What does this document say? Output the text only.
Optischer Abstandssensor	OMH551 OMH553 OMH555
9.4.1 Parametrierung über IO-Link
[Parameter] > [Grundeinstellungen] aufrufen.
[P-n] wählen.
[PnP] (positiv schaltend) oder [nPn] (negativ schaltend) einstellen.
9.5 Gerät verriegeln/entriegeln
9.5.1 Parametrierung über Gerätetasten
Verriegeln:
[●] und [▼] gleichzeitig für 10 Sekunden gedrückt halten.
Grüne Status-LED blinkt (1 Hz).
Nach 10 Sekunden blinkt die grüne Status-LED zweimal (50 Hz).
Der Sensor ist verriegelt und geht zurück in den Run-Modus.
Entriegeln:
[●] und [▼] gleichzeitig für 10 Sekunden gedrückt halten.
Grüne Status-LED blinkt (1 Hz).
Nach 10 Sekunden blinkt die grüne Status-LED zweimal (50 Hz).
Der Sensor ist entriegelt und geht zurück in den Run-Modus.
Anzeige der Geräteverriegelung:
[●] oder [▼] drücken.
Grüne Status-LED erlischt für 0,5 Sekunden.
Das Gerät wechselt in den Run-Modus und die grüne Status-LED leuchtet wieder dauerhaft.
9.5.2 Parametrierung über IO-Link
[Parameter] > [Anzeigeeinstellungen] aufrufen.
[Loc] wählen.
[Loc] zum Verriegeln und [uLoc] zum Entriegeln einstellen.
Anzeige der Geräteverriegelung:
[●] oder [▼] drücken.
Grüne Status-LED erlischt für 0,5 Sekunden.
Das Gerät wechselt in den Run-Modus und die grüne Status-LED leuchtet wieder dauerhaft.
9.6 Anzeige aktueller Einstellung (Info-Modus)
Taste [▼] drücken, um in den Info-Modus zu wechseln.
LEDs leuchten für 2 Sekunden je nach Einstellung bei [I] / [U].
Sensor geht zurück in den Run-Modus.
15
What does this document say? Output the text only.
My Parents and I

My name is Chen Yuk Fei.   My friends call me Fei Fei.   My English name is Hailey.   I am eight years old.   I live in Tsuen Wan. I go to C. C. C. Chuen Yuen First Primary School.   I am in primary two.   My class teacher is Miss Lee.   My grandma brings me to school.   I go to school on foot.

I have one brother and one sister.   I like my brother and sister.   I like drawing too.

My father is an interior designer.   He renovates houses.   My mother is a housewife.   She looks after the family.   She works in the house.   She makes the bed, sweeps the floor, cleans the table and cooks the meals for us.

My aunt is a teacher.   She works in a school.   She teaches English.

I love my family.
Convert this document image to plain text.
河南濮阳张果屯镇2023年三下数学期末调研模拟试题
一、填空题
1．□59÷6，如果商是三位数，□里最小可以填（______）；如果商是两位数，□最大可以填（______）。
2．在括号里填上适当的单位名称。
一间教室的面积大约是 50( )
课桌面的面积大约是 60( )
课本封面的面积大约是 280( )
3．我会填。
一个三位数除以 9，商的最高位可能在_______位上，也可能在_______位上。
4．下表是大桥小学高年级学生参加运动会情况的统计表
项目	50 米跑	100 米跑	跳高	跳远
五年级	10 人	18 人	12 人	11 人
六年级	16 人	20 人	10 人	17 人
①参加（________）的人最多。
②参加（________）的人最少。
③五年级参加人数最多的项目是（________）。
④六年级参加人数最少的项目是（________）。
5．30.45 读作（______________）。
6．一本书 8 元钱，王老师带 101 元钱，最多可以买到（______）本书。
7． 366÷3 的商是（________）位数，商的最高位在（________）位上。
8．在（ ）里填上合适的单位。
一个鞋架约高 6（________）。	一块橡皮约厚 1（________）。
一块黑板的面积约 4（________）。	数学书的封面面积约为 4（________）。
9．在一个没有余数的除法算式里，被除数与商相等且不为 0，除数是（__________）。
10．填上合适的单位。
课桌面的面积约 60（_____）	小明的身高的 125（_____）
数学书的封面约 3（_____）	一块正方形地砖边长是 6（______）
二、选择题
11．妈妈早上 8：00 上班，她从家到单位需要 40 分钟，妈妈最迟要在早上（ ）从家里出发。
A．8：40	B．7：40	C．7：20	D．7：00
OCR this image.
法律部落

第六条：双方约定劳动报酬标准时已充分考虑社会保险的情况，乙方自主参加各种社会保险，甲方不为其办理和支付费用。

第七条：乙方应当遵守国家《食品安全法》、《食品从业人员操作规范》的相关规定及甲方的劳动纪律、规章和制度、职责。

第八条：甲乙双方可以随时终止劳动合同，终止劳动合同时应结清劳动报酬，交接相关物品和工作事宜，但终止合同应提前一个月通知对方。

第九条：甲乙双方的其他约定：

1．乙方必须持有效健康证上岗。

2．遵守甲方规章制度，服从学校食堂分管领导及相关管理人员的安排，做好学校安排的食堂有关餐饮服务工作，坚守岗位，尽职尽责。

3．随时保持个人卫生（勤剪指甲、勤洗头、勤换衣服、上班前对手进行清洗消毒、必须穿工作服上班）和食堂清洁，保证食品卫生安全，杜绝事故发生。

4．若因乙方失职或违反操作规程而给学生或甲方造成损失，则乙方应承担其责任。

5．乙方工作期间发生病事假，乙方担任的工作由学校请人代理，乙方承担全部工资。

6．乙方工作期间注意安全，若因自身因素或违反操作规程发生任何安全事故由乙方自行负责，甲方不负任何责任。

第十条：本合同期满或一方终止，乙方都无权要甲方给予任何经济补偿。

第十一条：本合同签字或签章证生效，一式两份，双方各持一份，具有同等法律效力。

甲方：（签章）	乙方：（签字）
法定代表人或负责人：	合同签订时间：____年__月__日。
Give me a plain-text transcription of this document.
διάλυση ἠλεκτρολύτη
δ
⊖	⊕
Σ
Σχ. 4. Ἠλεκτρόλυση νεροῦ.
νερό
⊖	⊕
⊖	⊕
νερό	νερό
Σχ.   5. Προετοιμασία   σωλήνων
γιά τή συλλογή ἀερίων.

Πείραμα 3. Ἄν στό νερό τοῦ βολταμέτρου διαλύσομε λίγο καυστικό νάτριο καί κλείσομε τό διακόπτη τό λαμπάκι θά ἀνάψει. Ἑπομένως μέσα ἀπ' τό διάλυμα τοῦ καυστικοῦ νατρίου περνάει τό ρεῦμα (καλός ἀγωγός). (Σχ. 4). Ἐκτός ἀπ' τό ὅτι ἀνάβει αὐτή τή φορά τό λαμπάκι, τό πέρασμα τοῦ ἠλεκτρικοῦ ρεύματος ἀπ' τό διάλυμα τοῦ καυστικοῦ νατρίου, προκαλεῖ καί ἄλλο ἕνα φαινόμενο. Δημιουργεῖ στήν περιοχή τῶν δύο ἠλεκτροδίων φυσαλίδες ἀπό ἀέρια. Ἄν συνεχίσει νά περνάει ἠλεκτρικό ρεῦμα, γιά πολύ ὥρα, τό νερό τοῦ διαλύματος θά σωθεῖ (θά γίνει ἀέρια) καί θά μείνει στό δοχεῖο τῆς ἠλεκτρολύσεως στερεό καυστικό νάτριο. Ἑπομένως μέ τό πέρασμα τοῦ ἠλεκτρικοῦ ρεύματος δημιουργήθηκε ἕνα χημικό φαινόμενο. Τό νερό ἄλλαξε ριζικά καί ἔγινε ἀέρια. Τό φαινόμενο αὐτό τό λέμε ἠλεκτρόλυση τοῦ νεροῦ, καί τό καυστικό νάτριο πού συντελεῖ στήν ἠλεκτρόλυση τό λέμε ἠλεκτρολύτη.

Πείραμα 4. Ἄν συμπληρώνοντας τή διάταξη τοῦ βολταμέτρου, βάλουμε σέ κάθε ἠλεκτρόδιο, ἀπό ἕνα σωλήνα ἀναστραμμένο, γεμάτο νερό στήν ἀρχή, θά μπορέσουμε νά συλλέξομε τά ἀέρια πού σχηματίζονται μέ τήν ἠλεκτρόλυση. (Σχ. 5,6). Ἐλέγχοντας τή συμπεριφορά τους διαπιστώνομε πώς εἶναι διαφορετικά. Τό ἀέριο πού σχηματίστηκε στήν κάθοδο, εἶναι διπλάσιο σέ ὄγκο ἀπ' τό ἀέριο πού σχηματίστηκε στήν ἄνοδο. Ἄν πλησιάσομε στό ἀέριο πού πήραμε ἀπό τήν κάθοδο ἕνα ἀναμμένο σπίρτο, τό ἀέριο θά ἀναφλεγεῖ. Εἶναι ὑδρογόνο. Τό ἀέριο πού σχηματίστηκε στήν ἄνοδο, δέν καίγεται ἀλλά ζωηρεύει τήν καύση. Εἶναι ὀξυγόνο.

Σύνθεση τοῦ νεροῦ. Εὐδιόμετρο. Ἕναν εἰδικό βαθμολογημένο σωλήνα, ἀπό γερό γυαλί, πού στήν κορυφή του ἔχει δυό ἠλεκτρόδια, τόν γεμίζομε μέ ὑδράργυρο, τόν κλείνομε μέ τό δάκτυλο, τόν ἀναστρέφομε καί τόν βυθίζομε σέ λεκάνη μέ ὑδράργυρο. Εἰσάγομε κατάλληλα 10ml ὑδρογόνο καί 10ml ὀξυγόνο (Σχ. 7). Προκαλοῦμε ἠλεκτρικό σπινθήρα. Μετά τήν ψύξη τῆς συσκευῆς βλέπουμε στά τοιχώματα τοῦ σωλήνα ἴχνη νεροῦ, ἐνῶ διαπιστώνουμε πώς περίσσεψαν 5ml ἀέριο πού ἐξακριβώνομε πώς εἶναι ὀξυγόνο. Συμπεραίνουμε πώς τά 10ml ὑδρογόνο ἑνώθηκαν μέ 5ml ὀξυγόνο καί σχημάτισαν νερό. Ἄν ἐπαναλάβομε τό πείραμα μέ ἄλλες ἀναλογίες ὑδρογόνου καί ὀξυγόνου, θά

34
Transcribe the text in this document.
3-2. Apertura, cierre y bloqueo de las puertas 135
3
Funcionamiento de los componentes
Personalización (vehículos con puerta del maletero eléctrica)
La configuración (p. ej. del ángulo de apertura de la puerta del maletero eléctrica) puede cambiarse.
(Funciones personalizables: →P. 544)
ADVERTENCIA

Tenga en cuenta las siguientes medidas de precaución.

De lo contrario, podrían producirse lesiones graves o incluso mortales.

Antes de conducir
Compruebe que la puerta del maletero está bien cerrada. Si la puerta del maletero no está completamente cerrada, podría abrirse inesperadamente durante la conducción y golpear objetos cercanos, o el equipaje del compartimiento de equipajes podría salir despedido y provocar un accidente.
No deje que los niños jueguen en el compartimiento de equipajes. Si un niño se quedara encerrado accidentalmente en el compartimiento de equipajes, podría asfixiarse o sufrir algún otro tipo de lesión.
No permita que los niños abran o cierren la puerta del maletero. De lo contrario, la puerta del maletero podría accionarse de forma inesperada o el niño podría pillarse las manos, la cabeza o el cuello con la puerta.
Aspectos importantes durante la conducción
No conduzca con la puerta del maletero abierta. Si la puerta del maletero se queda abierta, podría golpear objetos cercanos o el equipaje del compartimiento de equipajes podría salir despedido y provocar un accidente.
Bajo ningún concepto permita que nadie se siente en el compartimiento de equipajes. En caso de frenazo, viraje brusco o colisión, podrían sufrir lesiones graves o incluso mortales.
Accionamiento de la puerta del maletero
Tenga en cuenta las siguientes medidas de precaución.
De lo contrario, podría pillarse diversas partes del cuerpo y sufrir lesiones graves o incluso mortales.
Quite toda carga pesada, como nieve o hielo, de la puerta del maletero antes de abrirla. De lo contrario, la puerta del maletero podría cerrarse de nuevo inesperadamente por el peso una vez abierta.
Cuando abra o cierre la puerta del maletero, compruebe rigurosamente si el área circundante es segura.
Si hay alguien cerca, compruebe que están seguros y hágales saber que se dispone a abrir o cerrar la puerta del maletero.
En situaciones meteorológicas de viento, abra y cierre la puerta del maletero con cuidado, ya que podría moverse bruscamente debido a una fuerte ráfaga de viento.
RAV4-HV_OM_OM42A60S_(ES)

# # # #

• Brief
Report how many lines in the listing include the word "aufrufen". Give nothing but the count.

• Result
2